• _Goal_
Give the data again, word for word.

• _Information supplied_
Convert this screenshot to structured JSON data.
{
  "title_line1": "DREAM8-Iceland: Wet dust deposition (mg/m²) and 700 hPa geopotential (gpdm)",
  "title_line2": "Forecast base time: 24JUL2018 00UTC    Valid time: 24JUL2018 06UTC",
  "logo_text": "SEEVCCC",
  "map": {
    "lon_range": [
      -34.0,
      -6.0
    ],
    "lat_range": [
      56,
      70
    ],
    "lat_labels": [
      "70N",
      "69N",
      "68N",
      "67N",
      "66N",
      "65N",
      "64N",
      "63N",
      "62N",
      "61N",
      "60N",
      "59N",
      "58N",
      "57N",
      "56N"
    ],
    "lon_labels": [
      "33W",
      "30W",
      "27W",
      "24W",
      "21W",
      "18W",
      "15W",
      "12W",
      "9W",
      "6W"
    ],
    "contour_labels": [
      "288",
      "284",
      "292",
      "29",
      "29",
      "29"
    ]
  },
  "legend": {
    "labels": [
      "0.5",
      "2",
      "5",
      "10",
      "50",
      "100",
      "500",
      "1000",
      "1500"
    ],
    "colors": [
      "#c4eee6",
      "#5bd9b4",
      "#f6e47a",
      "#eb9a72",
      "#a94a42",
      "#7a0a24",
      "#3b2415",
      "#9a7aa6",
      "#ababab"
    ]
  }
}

• _Reply_
Convert this screenshot to structured JSON data.
{
  "title_line1": "DREAM8-Iceland: Wet dust deposition (mg/m²) and 700 hPa geopotential (gpdm)",
  "title_line2": "Forecast base time: 24JUL2018 00UTC    Valid time: 24JUL2018 06UTC",
  "logo_text": "SEEVCCC",
  "map": {
    "lon_range": [
      -34.0,
      -6.0
    ],
    "lat_range": [
      56,
      70
    ],
    "lat_labels": [
      "70N",
      "69N",
      "68N",
      "67N",
      "66N",
      "65N",
      "64N",
      "63N",
      "62N",
      "61N",
      "60N",
      "59N",
      "58N",
      "57N",
      "56N"
    ],
    "lon_labels": [
      "33W",
      "30W",
      "27W",
      "24W",
      "21W",
      "18W",
      "15W",
      "12W",
      "9W",
      "6W"
    ],
    "contour_labels": [
      "288",
      "284",
      "292",
      "29",
      "29",
      "29"
    ]
  },
  "legend": {
    "labels": [
      "0.5",
      "2",
      "5",
      "10",
      "50",
      "100",
      "500",
      "1000",
      "1500"
    ],
    "colors": [
      "#c4eee6",
      "#5bd9b4",
      "#f6e47a",
      "#eb9a72",
      "#a94a42",
      "#7a0a24",
      "#3b2415",
      "#9a7aa6",
      "#ababab"
    ]
  }
}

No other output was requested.